Pull out every line containing the string "Applicable".

===============

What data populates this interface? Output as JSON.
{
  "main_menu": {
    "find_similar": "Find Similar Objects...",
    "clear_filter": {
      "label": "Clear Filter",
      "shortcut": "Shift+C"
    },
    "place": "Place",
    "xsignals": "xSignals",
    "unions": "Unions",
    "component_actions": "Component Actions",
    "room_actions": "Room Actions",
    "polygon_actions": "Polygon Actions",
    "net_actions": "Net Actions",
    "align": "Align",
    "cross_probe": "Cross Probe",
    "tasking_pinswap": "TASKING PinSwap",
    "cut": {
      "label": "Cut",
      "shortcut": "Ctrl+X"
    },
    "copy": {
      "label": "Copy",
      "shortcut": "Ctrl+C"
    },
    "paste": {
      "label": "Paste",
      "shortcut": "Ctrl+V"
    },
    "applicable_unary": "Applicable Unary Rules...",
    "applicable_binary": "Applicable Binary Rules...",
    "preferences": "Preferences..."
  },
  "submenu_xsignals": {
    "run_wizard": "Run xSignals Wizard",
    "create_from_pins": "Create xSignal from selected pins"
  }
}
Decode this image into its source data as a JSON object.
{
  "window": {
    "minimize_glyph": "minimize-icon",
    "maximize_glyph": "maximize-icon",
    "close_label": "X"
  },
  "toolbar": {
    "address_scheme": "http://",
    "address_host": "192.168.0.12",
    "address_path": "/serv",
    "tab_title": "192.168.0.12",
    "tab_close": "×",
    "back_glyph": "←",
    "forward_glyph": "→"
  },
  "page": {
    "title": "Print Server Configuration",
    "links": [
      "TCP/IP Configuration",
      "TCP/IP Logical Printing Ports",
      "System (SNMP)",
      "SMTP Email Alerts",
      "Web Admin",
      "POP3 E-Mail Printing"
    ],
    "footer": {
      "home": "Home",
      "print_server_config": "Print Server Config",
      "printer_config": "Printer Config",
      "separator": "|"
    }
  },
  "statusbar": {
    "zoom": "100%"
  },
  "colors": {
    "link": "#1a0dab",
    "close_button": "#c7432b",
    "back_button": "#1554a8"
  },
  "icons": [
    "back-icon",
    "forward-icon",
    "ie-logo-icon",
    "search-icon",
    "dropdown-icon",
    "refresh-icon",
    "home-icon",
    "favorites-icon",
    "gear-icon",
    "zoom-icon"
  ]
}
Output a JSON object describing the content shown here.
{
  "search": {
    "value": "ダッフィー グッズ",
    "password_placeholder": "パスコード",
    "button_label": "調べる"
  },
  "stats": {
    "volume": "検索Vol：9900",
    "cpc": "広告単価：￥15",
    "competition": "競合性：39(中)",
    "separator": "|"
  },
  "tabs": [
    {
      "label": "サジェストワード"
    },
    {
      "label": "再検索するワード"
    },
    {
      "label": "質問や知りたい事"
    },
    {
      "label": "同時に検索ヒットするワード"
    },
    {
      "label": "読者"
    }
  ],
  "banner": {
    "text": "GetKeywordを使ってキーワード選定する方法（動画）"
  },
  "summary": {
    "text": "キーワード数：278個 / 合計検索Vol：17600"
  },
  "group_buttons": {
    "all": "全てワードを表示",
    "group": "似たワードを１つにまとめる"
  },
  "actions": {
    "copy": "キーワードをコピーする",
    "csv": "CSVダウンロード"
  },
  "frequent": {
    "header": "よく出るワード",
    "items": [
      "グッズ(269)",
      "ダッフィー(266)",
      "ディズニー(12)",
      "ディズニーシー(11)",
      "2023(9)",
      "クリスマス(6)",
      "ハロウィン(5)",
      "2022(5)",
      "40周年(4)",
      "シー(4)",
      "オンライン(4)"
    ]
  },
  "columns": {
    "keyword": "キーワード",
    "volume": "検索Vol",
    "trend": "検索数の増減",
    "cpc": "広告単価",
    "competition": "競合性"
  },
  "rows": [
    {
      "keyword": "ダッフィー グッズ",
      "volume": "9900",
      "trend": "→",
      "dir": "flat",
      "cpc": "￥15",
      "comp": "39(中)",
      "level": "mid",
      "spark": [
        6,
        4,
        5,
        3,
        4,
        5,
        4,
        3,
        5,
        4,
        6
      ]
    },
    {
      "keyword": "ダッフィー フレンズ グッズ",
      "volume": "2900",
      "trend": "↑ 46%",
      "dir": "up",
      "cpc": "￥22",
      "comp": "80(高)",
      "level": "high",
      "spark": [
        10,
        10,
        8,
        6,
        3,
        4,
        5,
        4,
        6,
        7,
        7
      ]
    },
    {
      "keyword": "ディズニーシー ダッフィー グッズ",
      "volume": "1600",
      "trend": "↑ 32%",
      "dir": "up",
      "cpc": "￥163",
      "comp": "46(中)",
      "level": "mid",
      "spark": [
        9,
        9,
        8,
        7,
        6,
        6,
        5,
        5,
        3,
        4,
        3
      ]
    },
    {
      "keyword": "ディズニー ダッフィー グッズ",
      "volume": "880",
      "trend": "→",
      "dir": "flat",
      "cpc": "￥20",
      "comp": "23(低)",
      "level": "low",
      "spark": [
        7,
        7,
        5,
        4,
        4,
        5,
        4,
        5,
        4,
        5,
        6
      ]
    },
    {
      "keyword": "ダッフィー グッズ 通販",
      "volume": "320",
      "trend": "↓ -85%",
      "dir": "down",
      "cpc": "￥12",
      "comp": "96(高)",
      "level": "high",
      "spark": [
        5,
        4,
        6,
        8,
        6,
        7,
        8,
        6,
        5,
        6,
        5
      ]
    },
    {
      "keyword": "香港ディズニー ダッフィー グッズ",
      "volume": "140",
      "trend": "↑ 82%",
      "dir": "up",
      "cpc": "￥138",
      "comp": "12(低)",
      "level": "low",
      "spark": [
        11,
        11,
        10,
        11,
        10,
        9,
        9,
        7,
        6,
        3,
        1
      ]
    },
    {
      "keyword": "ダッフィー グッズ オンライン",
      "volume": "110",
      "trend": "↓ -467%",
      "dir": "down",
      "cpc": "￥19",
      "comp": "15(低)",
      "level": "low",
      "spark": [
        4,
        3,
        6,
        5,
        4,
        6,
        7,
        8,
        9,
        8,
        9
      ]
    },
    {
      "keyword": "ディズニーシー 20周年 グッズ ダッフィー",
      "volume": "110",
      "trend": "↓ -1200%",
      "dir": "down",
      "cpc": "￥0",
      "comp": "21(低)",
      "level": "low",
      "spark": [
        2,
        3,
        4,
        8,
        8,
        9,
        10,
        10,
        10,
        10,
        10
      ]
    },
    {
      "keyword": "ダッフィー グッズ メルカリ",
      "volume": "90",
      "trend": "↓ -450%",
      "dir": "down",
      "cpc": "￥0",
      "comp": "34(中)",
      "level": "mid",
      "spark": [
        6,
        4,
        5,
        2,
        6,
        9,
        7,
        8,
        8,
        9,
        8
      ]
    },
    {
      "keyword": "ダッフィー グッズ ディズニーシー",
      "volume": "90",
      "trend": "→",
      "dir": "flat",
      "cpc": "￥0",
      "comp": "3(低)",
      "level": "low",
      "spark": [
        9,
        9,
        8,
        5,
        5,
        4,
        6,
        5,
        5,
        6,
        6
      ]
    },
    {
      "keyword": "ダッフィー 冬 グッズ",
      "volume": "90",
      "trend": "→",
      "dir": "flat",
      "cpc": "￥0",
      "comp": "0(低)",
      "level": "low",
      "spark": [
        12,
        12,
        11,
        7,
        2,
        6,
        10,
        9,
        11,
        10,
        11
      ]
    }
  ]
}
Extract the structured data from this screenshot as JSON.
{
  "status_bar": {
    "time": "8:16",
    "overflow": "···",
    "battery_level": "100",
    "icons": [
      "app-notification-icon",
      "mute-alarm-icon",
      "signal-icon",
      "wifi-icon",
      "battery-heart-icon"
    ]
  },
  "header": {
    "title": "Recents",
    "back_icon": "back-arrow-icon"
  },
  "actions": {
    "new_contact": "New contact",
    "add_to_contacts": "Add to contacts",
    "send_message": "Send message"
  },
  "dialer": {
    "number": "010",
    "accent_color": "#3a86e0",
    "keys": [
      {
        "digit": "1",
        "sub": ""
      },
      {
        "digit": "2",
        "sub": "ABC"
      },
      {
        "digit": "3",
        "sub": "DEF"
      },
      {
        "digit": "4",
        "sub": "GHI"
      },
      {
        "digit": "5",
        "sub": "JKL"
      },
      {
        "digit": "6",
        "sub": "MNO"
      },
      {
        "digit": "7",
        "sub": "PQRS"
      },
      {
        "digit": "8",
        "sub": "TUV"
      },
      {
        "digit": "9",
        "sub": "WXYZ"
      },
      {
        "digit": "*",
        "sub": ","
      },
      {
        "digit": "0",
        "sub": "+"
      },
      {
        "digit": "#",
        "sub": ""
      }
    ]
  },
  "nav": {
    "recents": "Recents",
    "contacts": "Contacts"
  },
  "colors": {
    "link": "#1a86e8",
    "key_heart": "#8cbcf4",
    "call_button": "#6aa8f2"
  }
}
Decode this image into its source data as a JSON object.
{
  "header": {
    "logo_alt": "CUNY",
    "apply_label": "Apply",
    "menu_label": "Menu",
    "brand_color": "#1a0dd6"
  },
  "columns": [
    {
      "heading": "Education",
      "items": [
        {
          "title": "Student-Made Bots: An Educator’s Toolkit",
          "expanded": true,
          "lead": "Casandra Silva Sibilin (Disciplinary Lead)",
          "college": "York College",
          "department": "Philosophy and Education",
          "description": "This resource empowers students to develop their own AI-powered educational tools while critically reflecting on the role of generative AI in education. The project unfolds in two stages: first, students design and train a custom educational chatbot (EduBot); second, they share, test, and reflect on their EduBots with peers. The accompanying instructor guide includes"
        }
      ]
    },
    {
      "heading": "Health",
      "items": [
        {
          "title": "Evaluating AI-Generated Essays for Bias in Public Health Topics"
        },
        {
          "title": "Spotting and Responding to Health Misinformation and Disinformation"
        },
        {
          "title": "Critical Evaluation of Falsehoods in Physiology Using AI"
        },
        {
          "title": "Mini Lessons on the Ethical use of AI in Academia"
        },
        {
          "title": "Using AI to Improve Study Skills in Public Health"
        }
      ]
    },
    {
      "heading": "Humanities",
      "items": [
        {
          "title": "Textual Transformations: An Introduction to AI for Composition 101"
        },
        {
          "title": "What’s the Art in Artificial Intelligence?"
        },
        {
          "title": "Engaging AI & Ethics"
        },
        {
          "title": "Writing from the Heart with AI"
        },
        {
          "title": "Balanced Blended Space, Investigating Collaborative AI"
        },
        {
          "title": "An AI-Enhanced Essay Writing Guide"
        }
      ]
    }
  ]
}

===============

Result:
    "applicable_unary": "Applicable Unary Rules...",
    "applicable_binary": "Applicable Binary Rules...",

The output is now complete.